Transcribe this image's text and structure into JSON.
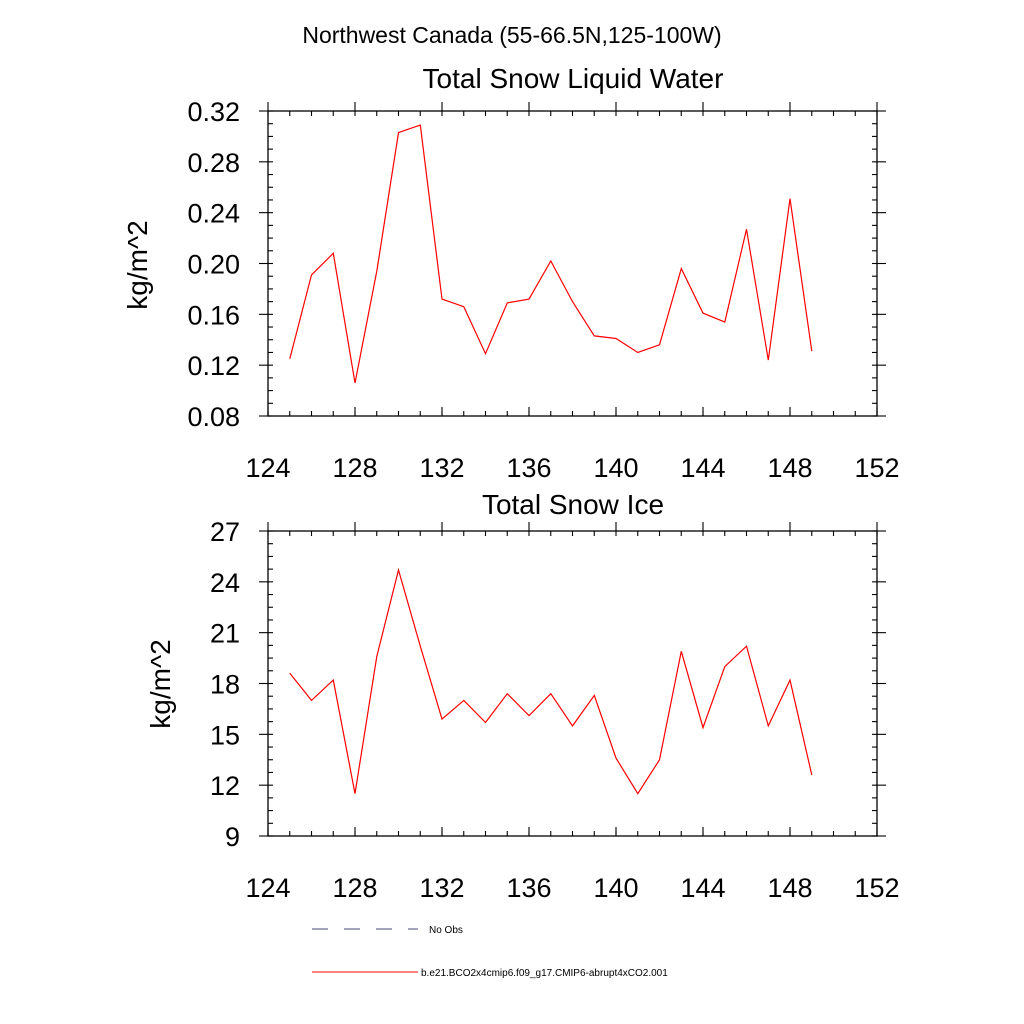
{
  "figure": {
    "title": "Northwest Canada (55-66.5N,125-100W)"
  },
  "chart_data": [
    {
      "type": "line",
      "title": "Total Snow Liquid Water",
      "xlabel": "",
      "ylabel": "kg/m^2",
      "xlim": [
        124,
        152
      ],
      "ylim": [
        0.08,
        0.32
      ],
      "x_ticks": [
        124,
        128,
        132,
        136,
        140,
        144,
        148,
        152
      ],
      "y_ticks": [
        0.08,
        0.12,
        0.16,
        0.2,
        0.24,
        0.28,
        0.32
      ],
      "x_tick_labels": [
        "124",
        "128",
        "132",
        "136",
        "140",
        "144",
        "148",
        "152"
      ],
      "y_tick_labels": [
        "0.08",
        "0.12",
        "0.16",
        "0.20",
        "0.24",
        "0.28",
        "0.32"
      ],
      "x_minor_step": 1,
      "y_minor_step": 0.01,
      "grid": false,
      "series": [
        {
          "name": "b.e21.BCO2x4cmip6.f09_g17.CMIP6-abrupt4xCO2.001",
          "color": "#ff0000",
          "x": [
            125,
            126,
            127,
            128,
            129,
            130,
            131,
            132,
            133,
            134,
            135,
            136,
            137,
            138,
            139,
            140,
            141,
            142,
            143,
            144,
            145,
            146,
            147,
            148,
            149
          ],
          "values": [
            0.125,
            0.191,
            0.208,
            0.106,
            0.194,
            0.303,
            0.309,
            0.172,
            0.166,
            0.129,
            0.169,
            0.172,
            0.202,
            0.17,
            0.143,
            0.141,
            0.13,
            0.136,
            0.196,
            0.161,
            0.154,
            0.227,
            0.124,
            0.251,
            0.131
          ]
        }
      ]
    },
    {
      "type": "line",
      "title": "Total Snow Ice",
      "xlabel": "",
      "ylabel": "kg/m^2",
      "xlim": [
        124,
        152
      ],
      "ylim": [
        9,
        27
      ],
      "x_ticks": [
        124,
        128,
        132,
        136,
        140,
        144,
        148,
        152
      ],
      "y_ticks": [
        9,
        12,
        15,
        18,
        21,
        24,
        27
      ],
      "x_tick_labels": [
        "124",
        "128",
        "132",
        "136",
        "140",
        "144",
        "148",
        "152"
      ],
      "y_tick_labels": [
        "9",
        "12",
        "15",
        "18",
        "21",
        "24",
        "27"
      ],
      "x_minor_step": 1,
      "y_minor_step": 0.75,
      "grid": false,
      "series": [
        {
          "name": "b.e21.BCO2x4cmip6.f09_g17.CMIP6-abrupt4xCO2.001",
          "color": "#ff0000",
          "x": [
            125,
            126,
            127,
            128,
            129,
            130,
            131,
            132,
            133,
            134,
            135,
            136,
            137,
            138,
            139,
            140,
            141,
            142,
            143,
            144,
            145,
            146,
            147,
            148,
            149
          ],
          "values": [
            18.6,
            17.0,
            18.2,
            11.5,
            19.6,
            24.7,
            20.2,
            15.9,
            17.0,
            15.7,
            17.4,
            16.1,
            17.4,
            15.5,
            17.3,
            13.6,
            11.5,
            13.5,
            19.9,
            15.4,
            19.0,
            20.2,
            15.5,
            18.2,
            12.6
          ]
        }
      ]
    }
  ],
  "legend": {
    "entries": [
      {
        "label": "No Obs",
        "style": "dashed",
        "color": "#4a4a7a"
      },
      {
        "label": "b.e21.BCO2x4cmip6.f09_g17.CMIP6-abrupt4xCO2.001",
        "style": "solid",
        "color": "#ff0000"
      }
    ]
  }
}
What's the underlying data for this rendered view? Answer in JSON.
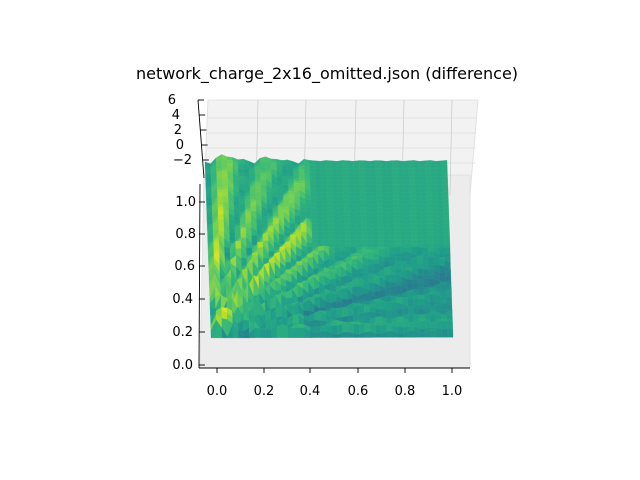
{
  "chart_data": {
    "type": "surface3d",
    "title": "network_charge_2x16_omitted.json (difference)",
    "colormap": "viridis",
    "x_ticks": [
      "0.0",
      "0.2",
      "0.4",
      "0.6",
      "0.8",
      "1.0"
    ],
    "y_ticks": [
      "0.0",
      "0.2",
      "0.4",
      "0.6",
      "0.8",
      "1.0"
    ],
    "z_ticks": [
      "6",
      "4",
      "2",
      "0",
      "−2"
    ],
    "xlim": [
      0,
      1
    ],
    "ylim": [
      0,
      1
    ],
    "zlim": [
      -3,
      6
    ],
    "grid": true,
    "view": "nearly top-down, oblique",
    "surface": {
      "description": "difference field: flat plateau region with fan of ridges radiating from the origin corner",
      "fan_origin": [
        0.0,
        0.0
      ],
      "ridge_count": 9,
      "ridge_angles_deg": [
        85,
        75,
        65,
        55,
        45,
        35,
        25,
        15,
        5
      ],
      "ridge_peak_values": [
        5.0,
        4.0,
        4.5,
        5.2,
        3.5,
        2.8,
        2.2,
        2.0,
        1.8
      ],
      "plateau_value": 1.0,
      "trough_value": -2.5
    }
  }
}
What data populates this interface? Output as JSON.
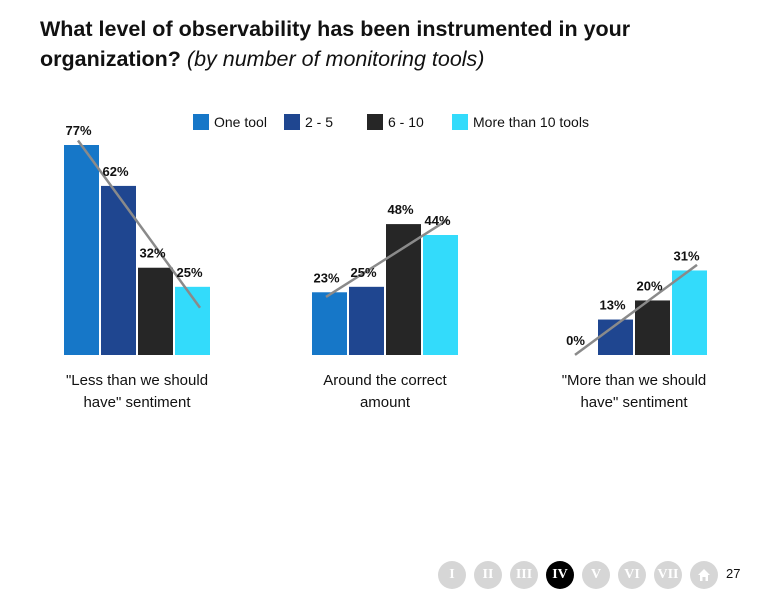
{
  "title": {
    "bold": "What level of observability has been instrumented in your organization?",
    "italic": "(by number of monitoring tools)"
  },
  "chart_data": {
    "type": "bar",
    "title": "What level of observability has been instrumented in your organization? (by number of monitoring tools)",
    "categories": [
      [
        "\"Less than we should",
        "have\" sentiment"
      ],
      [
        "Around the correct",
        "amount"
      ],
      [
        "\"More than we should",
        "have\" sentiment"
      ]
    ],
    "series": [
      {
        "name": "One tool",
        "color": "#1677c8",
        "values": [
          77,
          23,
          0
        ]
      },
      {
        "name": "2 - 5",
        "color": "#1f4690",
        "values": [
          62,
          25,
          13
        ]
      },
      {
        "name": "6 - 10",
        "color": "#262626",
        "values": [
          32,
          48,
          20
        ]
      },
      {
        "name": "More than 10 tools",
        "color": "#33dbfb",
        "values": [
          25,
          44,
          31
        ]
      }
    ],
    "value_suffix": "%",
    "trendline_color": "#8a8a8a",
    "ylim": [
      0,
      77
    ],
    "legend_position": "top",
    "grid": false
  },
  "nav": {
    "items": [
      "I",
      "II",
      "III",
      "IV",
      "V",
      "VI",
      "VII"
    ],
    "active_index": 3,
    "home_icon": "home-icon",
    "page_number": "27"
  }
}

^^^^^^^^^^^^^^^^

* **Challenge**: Output all the records, word for word, with no pictures in the copy.

* **Worked solution**:
Transcribe this image's text and structure into JSON.
{
  "figure": {
    "title": "Northwest Canada (55-66.5N,125-100W)"
  },
  "chart_data": [
    {
      "type": "line",
      "title": "Total Snow Liquid Water",
      "xlabel": "",
      "ylabel": "kg/m^2",
      "xlim": [
        124,
        152
      ],
      "ylim": [
        0.08,
        0.32
      ],
      "x_ticks": [
        124,
        128,
        132,
        136,
        140,
        144,
        148,
        152
      ],
      "y_ticks": [
        0.08,
        0.12,
        0.16,
        0.2,
        0.24,
        0.28,
        0.32
      ],
      "x_tick_labels": [
        "124",
        "128",
        "132",
        "136",
        "140",
        "144",
        "148",
        "152"
      ],
      "y_tick_labels": [
        "0.08",
        "0.12",
        "0.16",
        "0.20",
        "0.24",
        "0.28",
        "0.32"
      ],
      "x_minor_step": 1,
      "y_minor_step": 0.01,
      "grid": false,
      "series": [
        {
          "name": "b.e21.BCO2x4cmip6.f09_g17.CMIP6-abrupt4xCO2.001",
          "color": "#ff0000",
          "x": [
            125,
            126,
            127,
            128,
            129,
            130,
            131,
            132,
            133,
            134,
            135,
            136,
            137,
            138,
            139,
            140,
            141,
            142,
            143,
            144,
            145,
            146,
            147,
            148,
            149
          ],
          "values": [
            0.125,
            0.191,
            0.208,
            0.106,
            0.194,
            0.303,
            0.309,
            0.172,
            0.166,
            0.129,
            0.169,
            0.172,
            0.202,
            0.17,
            0.143,
            0.141,
            0.13,
            0.136,
            0.196,
            0.161,
            0.154,
            0.227,
            0.124,
            0.251,
            0.131
          ]
        }
      ]
    },
    {
      "type": "line",
      "title": "Total Snow Ice",
      "xlabel": "",
      "ylabel": "kg/m^2",
      "xlim": [
        124,
        152
      ],
      "ylim": [
        9,
        27
      ],
      "x_ticks": [
        124,
        128,
        132,
        136,
        140,
        144,
        148,
        152
      ],
      "y_ticks": [
        9,
        12,
        15,
        18,
        21,
        24,
        27
      ],
      "x_tick_labels": [
        "124",
        "128",
        "132",
        "136",
        "140",
        "144",
        "148",
        "152"
      ],
      "y_tick_labels": [
        "9",
        "12",
        "15",
        "18",
        "21",
        "24",
        "27"
      ],
      "x_minor_step": 1,
      "y_minor_step": 0.75,
      "grid": false,
      "series": [
        {
          "name": "b.e21.BCO2x4cmip6.f09_g17.CMIP6-abrupt4xCO2.001",
          "color": "#ff0000",
          "x": [
            125,
            126,
            127,
            128,
            129,
            130,
            131,
            132,
            133,
            134,
            135,
            136,
            137,
            138,
            139,
            140,
            141,
            142,
            143,
            144,
            145,
            146,
            147,
            148,
            149
          ],
          "values": [
            18.6,
            17.0,
            18.2,
            11.5,
            19.6,
            24.7,
            20.2,
            15.9,
            17.0,
            15.7,
            17.4,
            16.1,
            17.4,
            15.5,
            17.3,
            13.6,
            11.5,
            13.5,
            19.9,
            15.4,
            19.0,
            20.2,
            15.5,
            18.2,
            12.6
          ]
        }
      ]
    }
  ],
  "legend": {
    "entries": [
      {
        "label": "No Obs",
        "style": "dashed",
        "color": "#4a4a7a"
      },
      {
        "label": "b.e21.BCO2x4cmip6.f09_g17.CMIP6-abrupt4xCO2.001",
        "style": "solid",
        "color": "#ff0000"
      }
    ]
  }
}
What's the underlying data for this rendered view? Answer in JSON.
{
  "chart_data": {
    "type": "surface3d",
    "title": "network_charge_2x16_omitted.json (difference)",
    "colormap": "viridis",
    "x_ticks": [
      "0.0",
      "0.2",
      "0.4",
      "0.6",
      "0.8",
      "1.0"
    ],
    "y_ticks": [
      "0.0",
      "0.2",
      "0.4",
      "0.6",
      "0.8",
      "1.0"
    ],
    "z_ticks": [
      "6",
      "4",
      "2",
      "0",
      "−2"
    ],
    "xlim": [
      0,
      1
    ],
    "ylim": [
      0,
      1
    ],
    "zlim": [
      -3,
      6
    ],
    "grid": true,
    "view": "nearly top-down, oblique",
    "surface": {
      "description": "difference field: flat plateau region with fan of ridges radiating from the origin corner",
      "fan_origin": [
        0.0,
        0.0
      ],
      "ridge_count": 9,
      "ridge_angles_deg": [
        85,
        75,
        65,
        55,
        45,
        35,
        25,
        15,
        5
      ],
      "ridge_peak_values": [
        5.0,
        4.0,
        4.5,
        5.2,
        3.5,
        2.8,
        2.2,
        2.0,
        1.8
      ],
      "plateau_value": 1.0,
      "trough_value": -2.5
    }
  }
}
What data populates this interface? Output as JSON.
{
  "title": {
    "bold": "What level of observability has been instrumented in your organization?",
    "italic": "(by number of monitoring tools)"
  },
  "chart_data": {
    "type": "bar",
    "title": "What level of observability has been instrumented in your organization? (by number of monitoring tools)",
    "categories": [
      [
        "\"Less than we should",
        "have\" sentiment"
      ],
      [
        "Around the correct",
        "amount"
      ],
      [
        "\"More than we should",
        "have\" sentiment"
      ]
    ],
    "series": [
      {
        "name": "One tool",
        "color": "#1677c8",
        "values": [
          77,
          23,
          0
        ]
      },
      {
        "name": "2 - 5",
        "color": "#1f4690",
        "values": [
          62,
          25,
          13
        ]
      },
      {
        "name": "6 - 10",
        "color": "#262626",
        "values": [
          32,
          48,
          20
        ]
      },
      {
        "name": "More than 10 tools",
        "color": "#33dbfb",
        "values": [
          25,
          44,
          31
        ]
      }
    ],
    "value_suffix": "%",
    "trendline_color": "#8a8a8a",
    "ylim": [
      0,
      77
    ],
    "legend_position": "top",
    "grid": false
  },
  "nav": {
    "items": [
      "I",
      "II",
      "III",
      "IV",
      "V",
      "VI",
      "VII"
    ],
    "active_index": 3,
    "home_icon": "home-icon",
    "page_number": "27"
  }
}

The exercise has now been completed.